Pick out each line in these entries that contains the string "measurements".
%%
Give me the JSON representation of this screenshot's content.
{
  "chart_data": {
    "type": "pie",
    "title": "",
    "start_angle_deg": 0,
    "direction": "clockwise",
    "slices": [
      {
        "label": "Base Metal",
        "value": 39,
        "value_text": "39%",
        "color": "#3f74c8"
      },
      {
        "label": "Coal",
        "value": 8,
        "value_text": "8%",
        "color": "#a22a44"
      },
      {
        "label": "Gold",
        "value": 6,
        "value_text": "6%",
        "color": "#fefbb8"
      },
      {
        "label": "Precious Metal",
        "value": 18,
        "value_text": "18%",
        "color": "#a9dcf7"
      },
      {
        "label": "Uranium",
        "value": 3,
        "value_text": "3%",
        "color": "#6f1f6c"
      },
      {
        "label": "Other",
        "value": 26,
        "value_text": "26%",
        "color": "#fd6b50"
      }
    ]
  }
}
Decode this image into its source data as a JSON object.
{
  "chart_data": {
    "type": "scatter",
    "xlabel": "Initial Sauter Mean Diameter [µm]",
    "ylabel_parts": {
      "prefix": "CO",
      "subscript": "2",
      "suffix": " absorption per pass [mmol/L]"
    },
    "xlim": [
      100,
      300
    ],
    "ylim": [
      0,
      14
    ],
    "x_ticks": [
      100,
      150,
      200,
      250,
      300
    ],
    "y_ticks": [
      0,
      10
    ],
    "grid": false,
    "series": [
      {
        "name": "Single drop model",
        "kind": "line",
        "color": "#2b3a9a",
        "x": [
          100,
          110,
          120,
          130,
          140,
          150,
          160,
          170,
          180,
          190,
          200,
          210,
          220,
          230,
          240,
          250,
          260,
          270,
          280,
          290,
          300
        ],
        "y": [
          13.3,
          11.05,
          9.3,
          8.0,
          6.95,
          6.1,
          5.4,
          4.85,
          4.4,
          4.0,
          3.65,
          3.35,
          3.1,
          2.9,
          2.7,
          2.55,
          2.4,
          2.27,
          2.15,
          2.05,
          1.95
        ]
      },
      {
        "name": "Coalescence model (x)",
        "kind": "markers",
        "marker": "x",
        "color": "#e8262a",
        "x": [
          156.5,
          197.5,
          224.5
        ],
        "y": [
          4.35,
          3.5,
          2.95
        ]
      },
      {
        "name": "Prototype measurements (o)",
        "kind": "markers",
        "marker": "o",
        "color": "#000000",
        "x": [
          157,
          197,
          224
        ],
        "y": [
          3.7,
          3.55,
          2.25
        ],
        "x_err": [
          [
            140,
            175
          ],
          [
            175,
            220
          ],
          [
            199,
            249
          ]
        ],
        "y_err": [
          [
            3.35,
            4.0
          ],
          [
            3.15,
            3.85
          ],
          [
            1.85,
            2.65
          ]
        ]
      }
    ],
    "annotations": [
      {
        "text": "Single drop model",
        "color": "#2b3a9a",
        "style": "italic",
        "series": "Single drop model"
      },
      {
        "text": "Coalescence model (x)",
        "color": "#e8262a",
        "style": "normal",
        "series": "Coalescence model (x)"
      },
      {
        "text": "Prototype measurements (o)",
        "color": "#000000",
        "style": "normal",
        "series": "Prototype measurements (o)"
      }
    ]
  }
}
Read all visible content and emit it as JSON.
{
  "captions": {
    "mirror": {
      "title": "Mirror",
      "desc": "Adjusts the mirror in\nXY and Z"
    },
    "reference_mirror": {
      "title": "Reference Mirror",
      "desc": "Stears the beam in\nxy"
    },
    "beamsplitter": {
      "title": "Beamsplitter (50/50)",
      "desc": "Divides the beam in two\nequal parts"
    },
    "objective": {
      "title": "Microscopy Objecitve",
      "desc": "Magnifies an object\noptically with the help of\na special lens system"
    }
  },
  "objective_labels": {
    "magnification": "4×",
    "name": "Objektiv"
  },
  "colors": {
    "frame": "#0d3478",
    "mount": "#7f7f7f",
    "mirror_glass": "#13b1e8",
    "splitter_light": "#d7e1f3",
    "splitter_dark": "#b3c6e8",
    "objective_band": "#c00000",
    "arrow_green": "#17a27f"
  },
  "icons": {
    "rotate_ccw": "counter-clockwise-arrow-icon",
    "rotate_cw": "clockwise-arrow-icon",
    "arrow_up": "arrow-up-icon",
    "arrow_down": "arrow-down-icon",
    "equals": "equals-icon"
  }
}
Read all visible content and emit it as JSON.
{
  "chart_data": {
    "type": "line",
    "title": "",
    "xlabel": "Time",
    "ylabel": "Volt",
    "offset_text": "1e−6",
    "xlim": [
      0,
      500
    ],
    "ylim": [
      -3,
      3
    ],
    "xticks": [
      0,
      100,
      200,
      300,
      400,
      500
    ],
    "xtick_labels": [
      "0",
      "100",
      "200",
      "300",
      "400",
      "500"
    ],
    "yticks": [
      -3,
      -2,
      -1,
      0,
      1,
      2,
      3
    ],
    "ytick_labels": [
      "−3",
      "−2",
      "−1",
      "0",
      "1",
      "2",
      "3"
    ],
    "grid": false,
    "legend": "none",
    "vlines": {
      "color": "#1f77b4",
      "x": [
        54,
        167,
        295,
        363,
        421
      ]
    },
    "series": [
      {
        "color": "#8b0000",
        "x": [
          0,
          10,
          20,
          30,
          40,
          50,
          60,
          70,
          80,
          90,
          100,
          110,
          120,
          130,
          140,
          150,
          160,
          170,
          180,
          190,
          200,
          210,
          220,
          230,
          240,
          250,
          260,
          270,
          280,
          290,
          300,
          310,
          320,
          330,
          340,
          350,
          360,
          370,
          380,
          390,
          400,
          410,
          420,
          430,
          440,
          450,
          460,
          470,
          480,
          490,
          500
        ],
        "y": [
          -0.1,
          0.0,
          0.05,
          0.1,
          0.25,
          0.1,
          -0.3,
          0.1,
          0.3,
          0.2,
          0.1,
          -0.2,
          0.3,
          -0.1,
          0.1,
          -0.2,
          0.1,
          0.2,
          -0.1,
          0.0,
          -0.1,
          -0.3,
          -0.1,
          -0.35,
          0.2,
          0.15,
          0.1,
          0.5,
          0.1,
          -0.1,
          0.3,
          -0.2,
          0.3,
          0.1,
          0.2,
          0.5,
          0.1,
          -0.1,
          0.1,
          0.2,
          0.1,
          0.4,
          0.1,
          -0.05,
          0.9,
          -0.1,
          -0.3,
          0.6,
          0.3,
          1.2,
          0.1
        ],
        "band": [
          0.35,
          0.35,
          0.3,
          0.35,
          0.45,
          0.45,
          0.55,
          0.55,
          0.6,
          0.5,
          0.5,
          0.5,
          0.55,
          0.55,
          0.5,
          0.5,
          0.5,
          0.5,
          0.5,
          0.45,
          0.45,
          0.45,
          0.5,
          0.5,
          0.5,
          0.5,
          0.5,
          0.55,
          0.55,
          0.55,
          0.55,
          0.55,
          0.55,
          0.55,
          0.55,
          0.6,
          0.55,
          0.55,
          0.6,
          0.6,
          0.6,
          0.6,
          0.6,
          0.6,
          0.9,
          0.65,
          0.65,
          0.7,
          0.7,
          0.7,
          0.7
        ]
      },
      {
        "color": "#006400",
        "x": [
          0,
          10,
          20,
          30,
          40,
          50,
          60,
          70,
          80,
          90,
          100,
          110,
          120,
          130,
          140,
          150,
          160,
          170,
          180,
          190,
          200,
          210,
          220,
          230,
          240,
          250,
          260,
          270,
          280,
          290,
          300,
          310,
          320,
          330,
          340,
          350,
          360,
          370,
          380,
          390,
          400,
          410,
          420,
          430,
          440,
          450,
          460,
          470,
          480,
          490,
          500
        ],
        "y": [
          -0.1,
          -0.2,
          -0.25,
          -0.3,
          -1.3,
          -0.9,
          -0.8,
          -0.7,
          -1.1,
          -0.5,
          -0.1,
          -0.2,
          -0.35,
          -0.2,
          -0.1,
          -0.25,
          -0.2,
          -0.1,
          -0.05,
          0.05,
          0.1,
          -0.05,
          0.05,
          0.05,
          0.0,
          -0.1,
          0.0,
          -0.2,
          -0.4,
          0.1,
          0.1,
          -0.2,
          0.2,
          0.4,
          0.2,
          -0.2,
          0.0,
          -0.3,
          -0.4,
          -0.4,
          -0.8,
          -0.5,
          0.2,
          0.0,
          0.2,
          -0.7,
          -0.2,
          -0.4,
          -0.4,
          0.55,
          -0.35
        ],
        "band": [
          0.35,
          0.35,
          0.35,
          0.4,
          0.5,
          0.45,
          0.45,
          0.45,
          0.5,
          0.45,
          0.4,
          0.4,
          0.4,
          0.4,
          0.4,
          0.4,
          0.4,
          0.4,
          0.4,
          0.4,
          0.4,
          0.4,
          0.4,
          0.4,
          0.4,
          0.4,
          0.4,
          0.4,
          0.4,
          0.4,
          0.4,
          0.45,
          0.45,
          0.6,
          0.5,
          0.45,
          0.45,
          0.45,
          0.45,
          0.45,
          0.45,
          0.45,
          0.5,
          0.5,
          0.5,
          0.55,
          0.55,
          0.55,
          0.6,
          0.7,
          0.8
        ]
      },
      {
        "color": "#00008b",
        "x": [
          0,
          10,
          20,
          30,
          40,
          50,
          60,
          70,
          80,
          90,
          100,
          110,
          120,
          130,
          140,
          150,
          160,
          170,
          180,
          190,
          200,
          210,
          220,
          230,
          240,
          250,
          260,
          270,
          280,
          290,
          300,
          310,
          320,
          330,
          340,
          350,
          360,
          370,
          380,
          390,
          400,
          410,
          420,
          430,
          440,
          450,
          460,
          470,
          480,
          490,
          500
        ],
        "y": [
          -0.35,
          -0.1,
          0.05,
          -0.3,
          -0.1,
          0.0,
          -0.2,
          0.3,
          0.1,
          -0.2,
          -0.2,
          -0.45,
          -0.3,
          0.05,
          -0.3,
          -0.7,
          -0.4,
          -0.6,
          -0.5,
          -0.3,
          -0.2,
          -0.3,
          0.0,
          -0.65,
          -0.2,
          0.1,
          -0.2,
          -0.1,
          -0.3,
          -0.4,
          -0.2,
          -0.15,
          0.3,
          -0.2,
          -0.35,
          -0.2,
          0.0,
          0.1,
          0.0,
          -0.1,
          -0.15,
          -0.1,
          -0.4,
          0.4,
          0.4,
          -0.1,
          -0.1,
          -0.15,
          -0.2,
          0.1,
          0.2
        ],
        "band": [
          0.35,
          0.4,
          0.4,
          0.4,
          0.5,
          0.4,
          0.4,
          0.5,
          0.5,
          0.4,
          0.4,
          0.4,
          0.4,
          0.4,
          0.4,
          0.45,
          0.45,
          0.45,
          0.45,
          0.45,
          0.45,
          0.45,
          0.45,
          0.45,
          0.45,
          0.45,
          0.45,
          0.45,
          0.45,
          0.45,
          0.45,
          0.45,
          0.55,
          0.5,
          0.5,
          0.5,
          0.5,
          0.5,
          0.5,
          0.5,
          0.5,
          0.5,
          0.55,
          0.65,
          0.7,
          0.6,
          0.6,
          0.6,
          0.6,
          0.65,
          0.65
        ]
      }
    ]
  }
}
%%
§ Task answer
        "name": "Prototype measurements (o)",
        "text": "Prototype measurements (o)",
        "series": "Prototype measurements (o)"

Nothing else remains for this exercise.